**What the task requires**
Spot each line in the records below where the word "当时小英是怎样的神态" occurs, then copy it.
^^^^^^^^
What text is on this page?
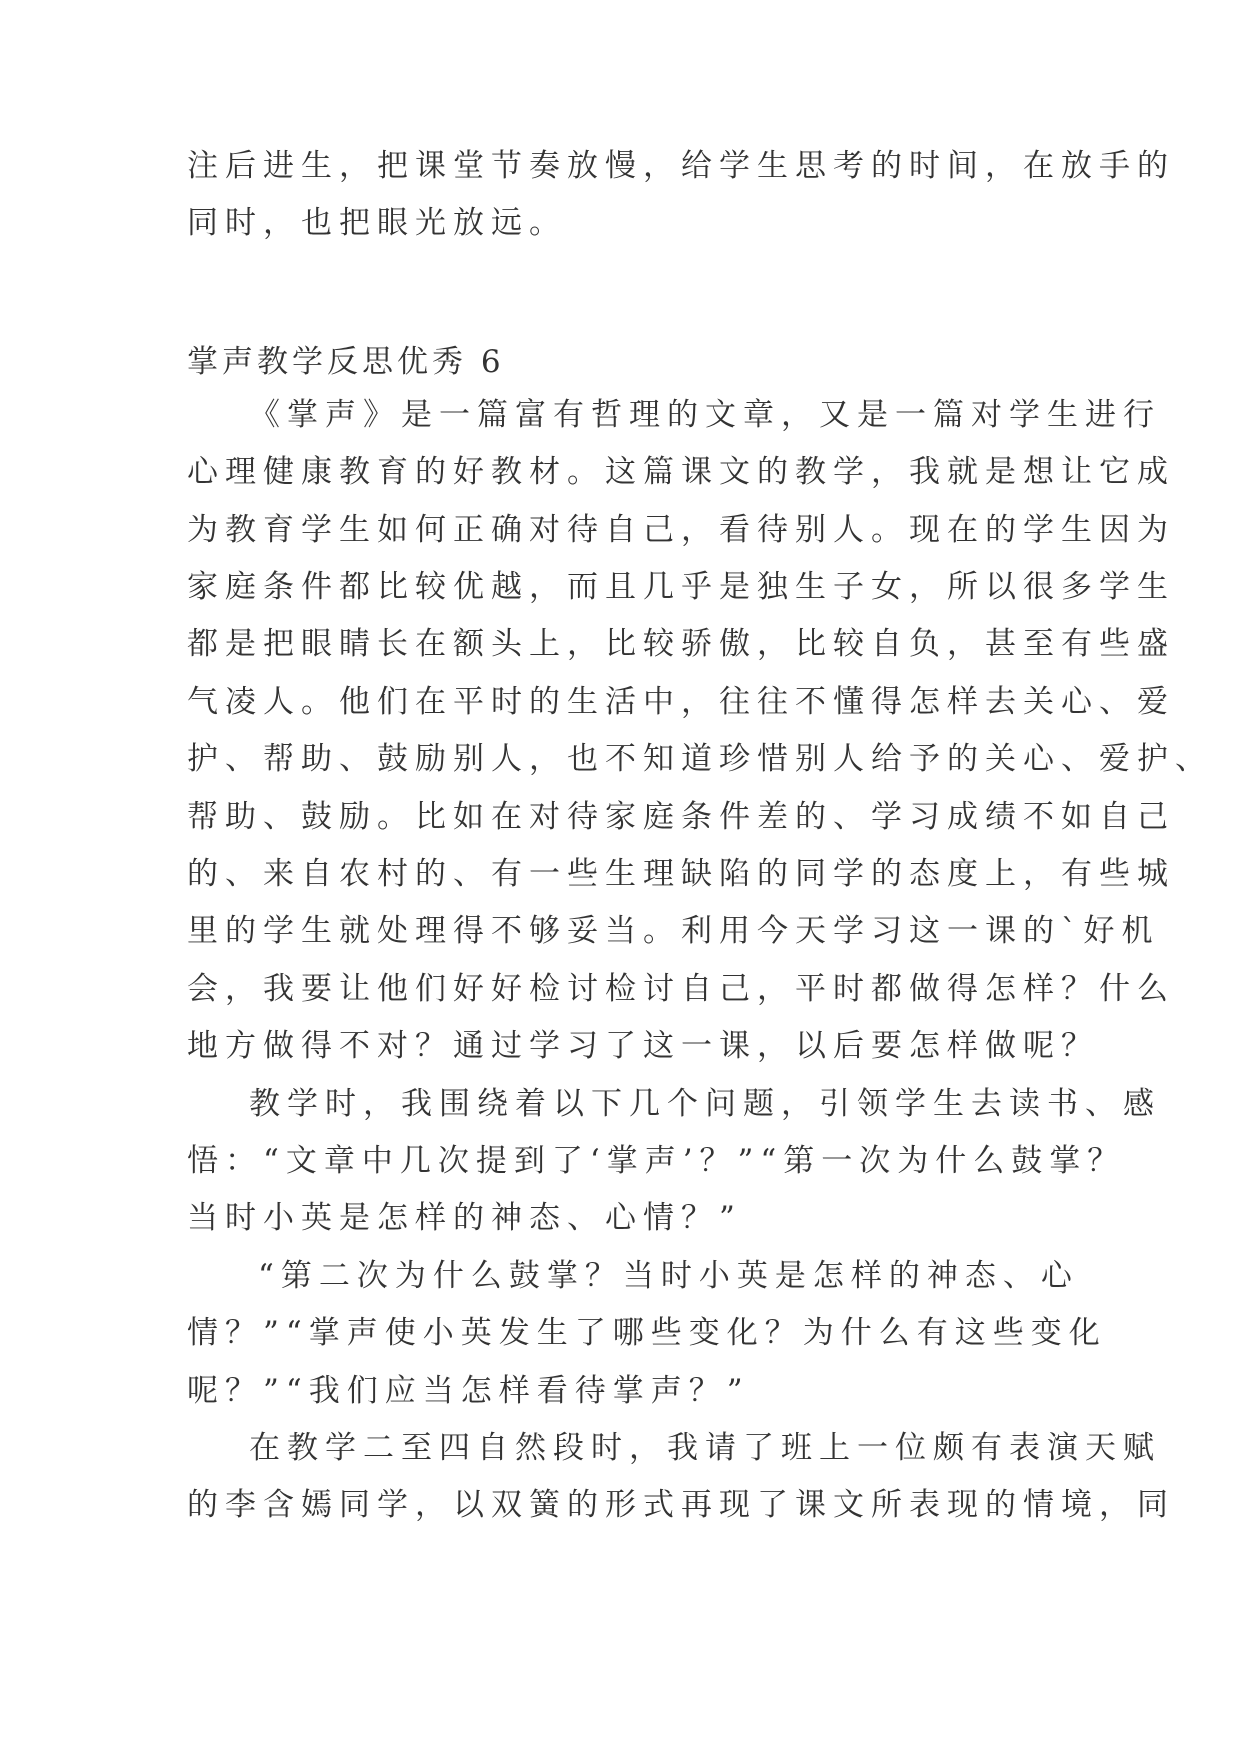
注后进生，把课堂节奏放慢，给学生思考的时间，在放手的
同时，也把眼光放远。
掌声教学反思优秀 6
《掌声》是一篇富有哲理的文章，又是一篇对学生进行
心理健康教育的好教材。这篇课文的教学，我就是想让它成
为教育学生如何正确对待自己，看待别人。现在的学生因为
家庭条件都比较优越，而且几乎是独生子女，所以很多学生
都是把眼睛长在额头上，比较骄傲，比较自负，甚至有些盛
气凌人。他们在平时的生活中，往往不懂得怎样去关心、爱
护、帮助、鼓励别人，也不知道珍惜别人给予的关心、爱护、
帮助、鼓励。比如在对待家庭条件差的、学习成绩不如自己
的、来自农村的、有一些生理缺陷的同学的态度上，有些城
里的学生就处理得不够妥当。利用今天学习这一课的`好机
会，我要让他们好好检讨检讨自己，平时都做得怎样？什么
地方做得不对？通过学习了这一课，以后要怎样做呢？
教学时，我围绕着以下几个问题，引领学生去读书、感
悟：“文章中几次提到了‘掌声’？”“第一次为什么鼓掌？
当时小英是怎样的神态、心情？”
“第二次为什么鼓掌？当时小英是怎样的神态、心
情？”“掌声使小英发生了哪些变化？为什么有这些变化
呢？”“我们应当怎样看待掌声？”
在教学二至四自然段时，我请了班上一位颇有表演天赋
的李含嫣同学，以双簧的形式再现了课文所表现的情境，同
^^^^^^^^
**Exercise output**
当时小英是怎样的神态、心情？”
“第二次为什么鼓掌？当时小英是怎样的神态、心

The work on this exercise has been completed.